▶ TASK GOAL
Can you quote the records below in full, word for word?

=-=-=-=-=

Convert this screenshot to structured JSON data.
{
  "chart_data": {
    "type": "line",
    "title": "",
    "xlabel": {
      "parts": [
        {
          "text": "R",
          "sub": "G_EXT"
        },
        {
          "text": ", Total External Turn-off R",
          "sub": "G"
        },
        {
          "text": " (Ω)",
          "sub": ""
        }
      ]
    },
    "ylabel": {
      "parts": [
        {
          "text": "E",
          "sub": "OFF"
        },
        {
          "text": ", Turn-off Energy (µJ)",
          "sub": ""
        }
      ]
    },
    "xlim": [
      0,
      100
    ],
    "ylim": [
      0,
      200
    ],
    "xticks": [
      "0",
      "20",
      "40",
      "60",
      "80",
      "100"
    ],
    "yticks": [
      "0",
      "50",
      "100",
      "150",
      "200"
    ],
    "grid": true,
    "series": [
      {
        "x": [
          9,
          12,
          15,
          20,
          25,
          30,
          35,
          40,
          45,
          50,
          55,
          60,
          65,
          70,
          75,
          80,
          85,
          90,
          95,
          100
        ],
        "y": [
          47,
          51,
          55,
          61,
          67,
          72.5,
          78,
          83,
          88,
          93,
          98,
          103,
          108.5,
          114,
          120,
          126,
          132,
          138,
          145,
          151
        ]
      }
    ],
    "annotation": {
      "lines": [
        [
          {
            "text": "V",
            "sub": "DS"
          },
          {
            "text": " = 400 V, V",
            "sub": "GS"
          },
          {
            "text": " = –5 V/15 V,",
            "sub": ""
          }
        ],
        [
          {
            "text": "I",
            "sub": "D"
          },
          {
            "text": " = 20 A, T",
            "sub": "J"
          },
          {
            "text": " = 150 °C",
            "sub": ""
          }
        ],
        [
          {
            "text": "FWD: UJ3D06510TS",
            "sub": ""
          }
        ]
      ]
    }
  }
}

=-=-=-=-=

▶ REPLY
Convert this screenshot to structured JSON data.
{
  "chart_data": {
    "type": "line",
    "title": "",
    "xlabel": {
      "parts": [
        {
          "text": "R",
          "sub": "G_EXT"
        },
        {
          "text": ", Total External Turn-off R",
          "sub": "G"
        },
        {
          "text": " (Ω)",
          "sub": ""
        }
      ]
    },
    "ylabel": {
      "parts": [
        {
          "text": "E",
          "sub": "OFF"
        },
        {
          "text": ", Turn-off Energy (µJ)",
          "sub": ""
        }
      ]
    },
    "xlim": [
      0,
      100
    ],
    "ylim": [
      0,
      200
    ],
    "xticks": [
      "0",
      "20",
      "40",
      "60",
      "80",
      "100"
    ],
    "yticks": [
      "0",
      "50",
      "100",
      "150",
      "200"
    ],
    "grid": true,
    "series": [
      {
        "x": [
          9,
          12,
          15,
          20,
          25,
          30,
          35,
          40,
          45,
          50,
          55,
          60,
          65,
          70,
          75,
          80,
          85,
          90,
          95,
          100
        ],
        "y": [
          47,
          51,
          55,
          61,
          67,
          72.5,
          78,
          83,
          88,
          93,
          98,
          103,
          108.5,
          114,
          120,
          126,
          132,
          138,
          145,
          151
        ]
      }
    ],
    "annotation": {
      "lines": [
        [
          {
            "text": "V",
            "sub": "DS"
          },
          {
            "text": " = 400 V, V",
            "sub": "GS"
          },
          {
            "text": " = –5 V/15 V,",
            "sub": ""
          }
        ],
        [
          {
            "text": "I",
            "sub": "D"
          },
          {
            "text": " = 20 A, T",
            "sub": "J"
          },
          {
            "text": " = 150 °C",
            "sub": ""
          }
        ],
        [
          {
            "text": "FWD: UJ3D06510TS",
            "sub": ""
          }
        ]
      ]
    }
  }
}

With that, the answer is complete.